+++ DATA RECORDS

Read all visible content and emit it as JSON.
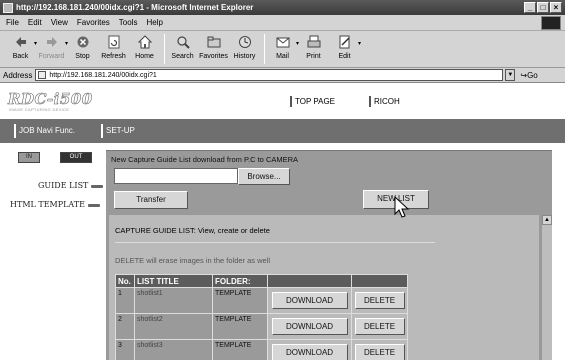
{
  "window": {
    "title": "http://192.168.181.240/00idx.cgi?1 - Microsoft Internet Explorer",
    "buttons": [
      "_",
      "□",
      "×"
    ]
  },
  "menu": [
    "File",
    "Edit",
    "View",
    "Favorites",
    "Tools",
    "Help"
  ],
  "toolbar": [
    {
      "label": "Back",
      "icon": "back-arrow-icon",
      "dropdown": true
    },
    {
      "label": "Forward",
      "icon": "forward-arrow-icon",
      "dropdown": true,
      "disabled": true
    },
    {
      "label": "Stop",
      "icon": "stop-icon"
    },
    {
      "label": "Refresh",
      "icon": "refresh-icon"
    },
    {
      "label": "Home",
      "icon": "home-icon"
    },
    {
      "label": "Search",
      "icon": "search-icon"
    },
    {
      "label": "Favorites",
      "icon": "favorites-icon"
    },
    {
      "label": "History",
      "icon": "history-icon"
    },
    {
      "label": "Mail",
      "icon": "mail-icon",
      "dropdown": true
    },
    {
      "label": "Print",
      "icon": "print-icon"
    },
    {
      "label": "Edit",
      "icon": "edit-icon",
      "dropdown": true
    }
  ],
  "address": {
    "label": "Address",
    "url": "http://192.168.181.240/00idx.cgi?1",
    "go": "Go"
  },
  "site": {
    "logo": "RDC-i500",
    "logo_sub": "IMAGE CAPTURING DEVICE",
    "top_links": [
      "TOP PAGE",
      "RICOH"
    ],
    "nav": [
      "JOB Navi Func.",
      "SET-UP"
    ]
  },
  "sidebar": {
    "mode_buttons": [
      "IN",
      "OUT"
    ],
    "links": [
      "GUIDE LIST",
      "HTML TEMPLATE"
    ]
  },
  "content": {
    "heading": "New Capture Guide List download from P.C to CAMERA",
    "browse_label": "Browse...",
    "transfer_label": "Transfer",
    "new_list_label": "NEW LIST",
    "section_title": "CAPTURE GUIDE LIST: View, create or delete",
    "warning": "DELETE will erase images in the folder as well",
    "table": {
      "headers": [
        "No.",
        "LIST TITLE",
        "FOLDER:",
        "",
        ""
      ],
      "rows": [
        {
          "no": "1",
          "title": "shotlist1",
          "folder": "TEMPLATE",
          "download": "DOWNLOAD",
          "delete": "DELETE"
        },
        {
          "no": "2",
          "title": "shotlist2",
          "folder": "TEMPLATE",
          "download": "DOWNLOAD",
          "delete": "DELETE"
        },
        {
          "no": "3",
          "title": "shotlist3",
          "folder": "TEMPLATE",
          "download": "DOWNLOAD",
          "delete": "DELETE"
        }
      ]
    }
  },
  "colors": {
    "chrome": "#d4d4d4",
    "navbar": "#6f6f6f",
    "content_bg": "#9a9a9a",
    "table_header": "#5c5c5c"
  }
}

++++++

◆ **AIM OF THE TASK**: Copy all the records above exactly, but leave out the pictures.

◆ **SOLUTION TO THE PROBLEM**:
Read all visible content and emit it as JSON.
{
  "window": {
    "title": "http://192.168.181.240/00idx.cgi?1 - Microsoft Internet Explorer",
    "buttons": [
      "_",
      "□",
      "×"
    ]
  },
  "menu": [
    "File",
    "Edit",
    "View",
    "Favorites",
    "Tools",
    "Help"
  ],
  "toolbar": [
    {
      "label": "Back",
      "icon": "back-arrow-icon",
      "dropdown": true
    },
    {
      "label": "Forward",
      "icon": "forward-arrow-icon",
      "dropdown": true,
      "disabled": true
    },
    {
      "label": "Stop",
      "icon": "stop-icon"
    },
    {
      "label": "Refresh",
      "icon": "refresh-icon"
    },
    {
      "label": "Home",
      "icon": "home-icon"
    },
    {
      "label": "Search",
      "icon": "search-icon"
    },
    {
      "label": "Favorites",
      "icon": "favorites-icon"
    },
    {
      "label": "History",
      "icon": "history-icon"
    },
    {
      "label": "Mail",
      "icon": "mail-icon",
      "dropdown": true
    },
    {
      "label": "Print",
      "icon": "print-icon"
    },
    {
      "label": "Edit",
      "icon": "edit-icon",
      "dropdown": true
    }
  ],
  "address": {
    "label": "Address",
    "url": "http://192.168.181.240/00idx.cgi?1",
    "go": "Go"
  },
  "site": {
    "logo": "RDC-i500",
    "logo_sub": "IMAGE CAPTURING DEVICE",
    "top_links": [
      "TOP PAGE",
      "RICOH"
    ],
    "nav": [
      "JOB Navi Func.",
      "SET-UP"
    ]
  },
  "sidebar": {
    "mode_buttons": [
      "IN",
      "OUT"
    ],
    "links": [
      "GUIDE LIST",
      "HTML TEMPLATE"
    ]
  },
  "content": {
    "heading": "New Capture Guide List download from P.C to CAMERA",
    "browse_label": "Browse...",
    "transfer_label": "Transfer",
    "new_list_label": "NEW LIST",
    "section_title": "CAPTURE GUIDE LIST: View, create or delete",
    "warning": "DELETE will erase images in the folder as well",
    "table": {
      "headers": [
        "No.",
        "LIST TITLE",
        "FOLDER:",
        "",
        ""
      ],
      "rows": [
        {
          "no": "1",
          "title": "shotlist1",
          "folder": "TEMPLATE",
          "download": "DOWNLOAD",
          "delete": "DELETE"
        },
        {
          "no": "2",
          "title": "shotlist2",
          "folder": "TEMPLATE",
          "download": "DOWNLOAD",
          "delete": "DELETE"
        },
        {
          "no": "3",
          "title": "shotlist3",
          "folder": "TEMPLATE",
          "download": "DOWNLOAD",
          "delete": "DELETE"
        }
      ]
    }
  },
  "colors": {
    "chrome": "#d4d4d4",
    "navbar": "#6f6f6f",
    "content_bg": "#9a9a9a",
    "table_header": "#5c5c5c"
  }
}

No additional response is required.